>> Start Data shown

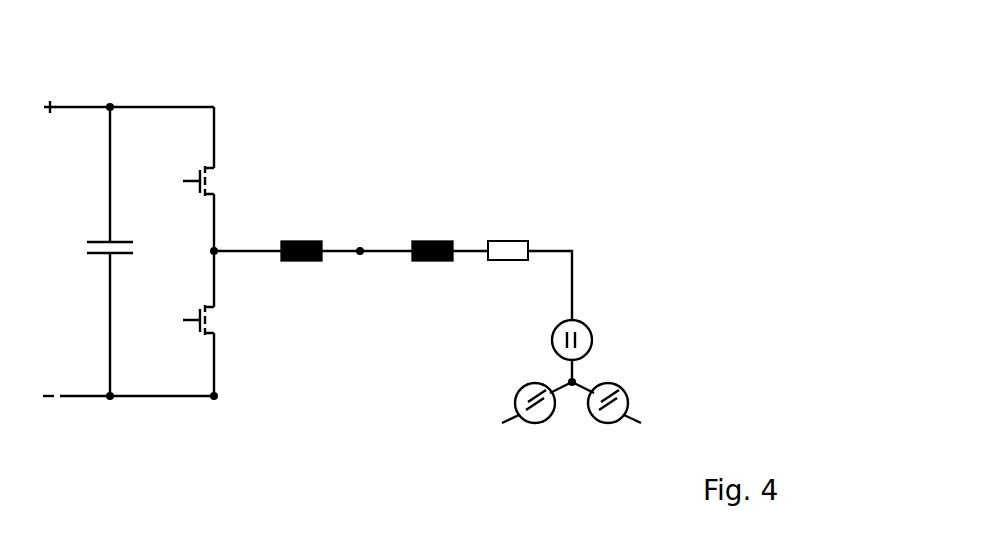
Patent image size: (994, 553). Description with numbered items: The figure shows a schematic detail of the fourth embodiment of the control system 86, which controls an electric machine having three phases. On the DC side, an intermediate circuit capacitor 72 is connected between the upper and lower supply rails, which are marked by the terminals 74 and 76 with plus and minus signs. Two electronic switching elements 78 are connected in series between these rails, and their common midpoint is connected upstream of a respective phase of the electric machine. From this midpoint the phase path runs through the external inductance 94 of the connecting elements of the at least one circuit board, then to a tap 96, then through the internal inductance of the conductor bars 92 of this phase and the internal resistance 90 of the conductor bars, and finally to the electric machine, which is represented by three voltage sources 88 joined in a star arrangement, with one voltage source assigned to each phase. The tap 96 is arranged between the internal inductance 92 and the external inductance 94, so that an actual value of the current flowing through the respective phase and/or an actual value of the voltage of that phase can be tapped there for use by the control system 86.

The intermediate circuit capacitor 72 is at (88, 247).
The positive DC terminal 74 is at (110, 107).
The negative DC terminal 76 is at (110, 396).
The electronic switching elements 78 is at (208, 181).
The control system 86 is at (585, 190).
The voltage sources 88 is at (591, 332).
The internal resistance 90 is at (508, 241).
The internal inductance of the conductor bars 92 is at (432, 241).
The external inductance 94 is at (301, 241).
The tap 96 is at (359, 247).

>> End Data shown
>> Start Data shown

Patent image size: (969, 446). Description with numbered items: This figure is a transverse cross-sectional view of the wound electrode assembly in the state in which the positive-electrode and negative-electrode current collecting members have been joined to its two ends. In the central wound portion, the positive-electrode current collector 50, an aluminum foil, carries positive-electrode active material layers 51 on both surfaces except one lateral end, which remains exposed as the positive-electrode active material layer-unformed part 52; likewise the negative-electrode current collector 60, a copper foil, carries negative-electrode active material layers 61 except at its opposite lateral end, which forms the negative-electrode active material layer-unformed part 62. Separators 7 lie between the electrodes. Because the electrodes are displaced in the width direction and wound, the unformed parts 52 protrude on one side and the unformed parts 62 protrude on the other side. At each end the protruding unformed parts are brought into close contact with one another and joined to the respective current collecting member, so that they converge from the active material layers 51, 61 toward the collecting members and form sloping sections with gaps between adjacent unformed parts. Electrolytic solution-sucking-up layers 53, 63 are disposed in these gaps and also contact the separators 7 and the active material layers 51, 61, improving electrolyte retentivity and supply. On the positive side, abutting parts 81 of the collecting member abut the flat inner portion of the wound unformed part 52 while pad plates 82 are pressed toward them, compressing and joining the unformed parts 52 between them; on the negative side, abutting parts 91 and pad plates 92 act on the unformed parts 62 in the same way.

>> End Data shown
>> Start Data shown

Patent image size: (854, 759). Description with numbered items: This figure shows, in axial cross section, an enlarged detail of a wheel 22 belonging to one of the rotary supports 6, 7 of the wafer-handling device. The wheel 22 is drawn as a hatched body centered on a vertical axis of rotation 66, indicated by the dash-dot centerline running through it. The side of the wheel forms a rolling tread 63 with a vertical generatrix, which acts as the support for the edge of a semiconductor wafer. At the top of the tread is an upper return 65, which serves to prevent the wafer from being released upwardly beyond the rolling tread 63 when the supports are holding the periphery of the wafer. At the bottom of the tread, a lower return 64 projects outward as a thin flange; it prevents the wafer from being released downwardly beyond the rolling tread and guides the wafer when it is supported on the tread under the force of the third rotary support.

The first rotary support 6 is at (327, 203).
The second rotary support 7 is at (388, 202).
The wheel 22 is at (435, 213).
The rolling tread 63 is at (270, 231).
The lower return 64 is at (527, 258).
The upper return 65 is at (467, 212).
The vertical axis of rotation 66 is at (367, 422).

>> End Data shown

→ Task requirements: Put every line from the one containing "Patent image size: (854, 759)." down to the one containing "The vertical axis", both included, into a numbered list, skipping blank lines.

→ The output:
1. Patent image size: (854, 759). Description with numbered items: This figure shows, in axial cross section, an enlarged detail of a wheel 22 belonging to one of the rotary supports 6, 7 of the wafer-handling device. The wheel 22 is drawn as a hatched body centered on a vertical axis of rotation 66, indicated by the dash-dot centerline running through it. The side of the wheel forms a rolling tread 63 with a vertical generatrix, which acts as the support for the edge of a semiconductor wafer. At the top of the tread is an upper return 65, which serves to prevent the wafer from being released upwardly beyond the rolling tread 63 when the supports are holding the periphery of the wafer. At the bottom of the tread, a lower return 64 projects outward as a thin flange; it prevents the wafer from being released downwardly beyond the rolling tread and guides the wafer when it is supported on the tread under the force of the third rotary support.
2. The first rotary support 6 is at (327, 203).
3. The second rotary support 7 is at (388, 202).
4. The wheel 22 is at (435, 213).
5. The rolling tread 63 is at (270, 231).
6. The lower return 64 is at (527, 258).
7. The upper return 65 is at (467, 212).
8. The vertical axis of rotation 66 is at (367, 422).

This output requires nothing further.